What you have to do: Copy out each line that mentions the word "privind".

Information provided:
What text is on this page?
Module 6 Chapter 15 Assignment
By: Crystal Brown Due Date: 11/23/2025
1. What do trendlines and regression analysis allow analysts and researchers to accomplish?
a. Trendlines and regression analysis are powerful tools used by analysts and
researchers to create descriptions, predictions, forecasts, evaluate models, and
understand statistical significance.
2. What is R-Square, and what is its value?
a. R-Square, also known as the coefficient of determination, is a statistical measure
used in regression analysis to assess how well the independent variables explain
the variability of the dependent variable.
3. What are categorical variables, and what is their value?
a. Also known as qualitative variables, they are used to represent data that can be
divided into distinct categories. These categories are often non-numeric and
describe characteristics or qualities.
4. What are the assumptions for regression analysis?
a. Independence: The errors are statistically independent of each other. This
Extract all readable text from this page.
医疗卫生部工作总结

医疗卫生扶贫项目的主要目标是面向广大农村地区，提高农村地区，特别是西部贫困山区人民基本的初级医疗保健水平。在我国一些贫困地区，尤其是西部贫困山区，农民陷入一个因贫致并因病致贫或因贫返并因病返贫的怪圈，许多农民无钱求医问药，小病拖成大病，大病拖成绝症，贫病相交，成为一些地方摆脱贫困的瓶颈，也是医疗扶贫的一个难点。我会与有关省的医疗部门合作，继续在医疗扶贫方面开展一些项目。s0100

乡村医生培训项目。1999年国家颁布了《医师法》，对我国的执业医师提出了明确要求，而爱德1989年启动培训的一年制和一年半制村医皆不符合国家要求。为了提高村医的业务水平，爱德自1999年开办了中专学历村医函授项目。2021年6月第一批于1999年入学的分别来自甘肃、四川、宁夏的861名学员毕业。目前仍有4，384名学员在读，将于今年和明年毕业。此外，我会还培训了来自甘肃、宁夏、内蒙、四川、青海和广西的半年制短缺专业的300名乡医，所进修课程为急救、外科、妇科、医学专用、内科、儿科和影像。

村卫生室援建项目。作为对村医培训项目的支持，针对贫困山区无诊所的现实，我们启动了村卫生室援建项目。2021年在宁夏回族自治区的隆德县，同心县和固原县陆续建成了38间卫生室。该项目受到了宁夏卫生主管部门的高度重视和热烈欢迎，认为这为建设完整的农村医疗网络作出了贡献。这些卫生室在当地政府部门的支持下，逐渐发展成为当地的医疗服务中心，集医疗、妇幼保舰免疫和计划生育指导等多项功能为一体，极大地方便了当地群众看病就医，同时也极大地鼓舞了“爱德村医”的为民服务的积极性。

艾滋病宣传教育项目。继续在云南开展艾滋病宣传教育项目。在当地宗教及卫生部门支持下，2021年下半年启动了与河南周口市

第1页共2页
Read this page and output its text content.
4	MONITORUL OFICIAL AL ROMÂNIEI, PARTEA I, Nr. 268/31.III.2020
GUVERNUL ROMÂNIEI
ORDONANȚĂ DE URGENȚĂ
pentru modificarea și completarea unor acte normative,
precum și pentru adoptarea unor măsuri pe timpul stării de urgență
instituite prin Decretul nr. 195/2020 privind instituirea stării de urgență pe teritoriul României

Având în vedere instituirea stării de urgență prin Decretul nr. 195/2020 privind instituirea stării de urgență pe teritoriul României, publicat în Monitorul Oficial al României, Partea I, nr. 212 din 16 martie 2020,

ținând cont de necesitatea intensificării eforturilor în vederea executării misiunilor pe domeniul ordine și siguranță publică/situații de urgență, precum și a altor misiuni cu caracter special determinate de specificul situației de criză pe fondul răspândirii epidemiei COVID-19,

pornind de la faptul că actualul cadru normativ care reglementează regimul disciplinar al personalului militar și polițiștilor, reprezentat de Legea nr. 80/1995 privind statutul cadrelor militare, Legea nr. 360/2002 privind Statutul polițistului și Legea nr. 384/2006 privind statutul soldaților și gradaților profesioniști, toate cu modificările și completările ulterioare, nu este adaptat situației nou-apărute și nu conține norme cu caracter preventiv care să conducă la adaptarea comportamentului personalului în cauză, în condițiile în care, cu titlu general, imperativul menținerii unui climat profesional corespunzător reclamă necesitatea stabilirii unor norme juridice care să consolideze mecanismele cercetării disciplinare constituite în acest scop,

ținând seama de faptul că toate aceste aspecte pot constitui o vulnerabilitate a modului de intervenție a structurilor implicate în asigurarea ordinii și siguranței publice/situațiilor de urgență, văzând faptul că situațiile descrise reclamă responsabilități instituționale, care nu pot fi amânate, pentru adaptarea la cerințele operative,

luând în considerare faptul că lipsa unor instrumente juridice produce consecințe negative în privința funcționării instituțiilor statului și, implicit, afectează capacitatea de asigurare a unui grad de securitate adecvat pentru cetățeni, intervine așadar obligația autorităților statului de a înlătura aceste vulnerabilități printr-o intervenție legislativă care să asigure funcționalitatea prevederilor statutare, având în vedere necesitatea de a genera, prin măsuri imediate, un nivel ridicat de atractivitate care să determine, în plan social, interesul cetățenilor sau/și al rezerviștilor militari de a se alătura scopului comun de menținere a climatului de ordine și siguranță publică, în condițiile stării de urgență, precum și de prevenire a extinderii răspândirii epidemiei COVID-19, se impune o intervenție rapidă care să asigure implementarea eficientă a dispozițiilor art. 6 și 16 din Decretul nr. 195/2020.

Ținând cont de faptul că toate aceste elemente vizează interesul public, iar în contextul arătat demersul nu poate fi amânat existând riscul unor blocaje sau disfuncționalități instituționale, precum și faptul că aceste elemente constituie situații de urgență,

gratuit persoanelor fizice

Finished task:
instituite prin Decretul nr. 195/2020 privind instituirea stării de urgență pe teritoriul României
Având în vedere instituirea stării de urgență prin Decretul nr. 195/2020 privind instituirea stării de urgență pe teritoriul României, publicat în Monitorul Oficial al României, Partea I, nr. 212 din 16 martie 2020,
pornind de la faptul că actualul cadru normativ care reglementează regimul disciplinar al personalului militar și polițiștilor, reprezentat de Legea nr. 80/1995 privind statutul cadrelor militare, Legea nr. 360/2002 privind Statutul polițistului și Legea nr. 384/2006 privind statutul soldaților și gradaților profesioniști, toate cu modificările și completările ulterioare, nu este adaptat situației nou-apărute și nu conține norme cu caracter preventiv care să conducă la adaptarea comportamentului personalului în cauză, în condițiile în care, cu titlu general, imperativul menținerii unui climat profesional corespunzător reclamă necesitatea stabilirii unor norme juridice care să consolideze mecanismele cercetării disciplinare constituite în acest scop,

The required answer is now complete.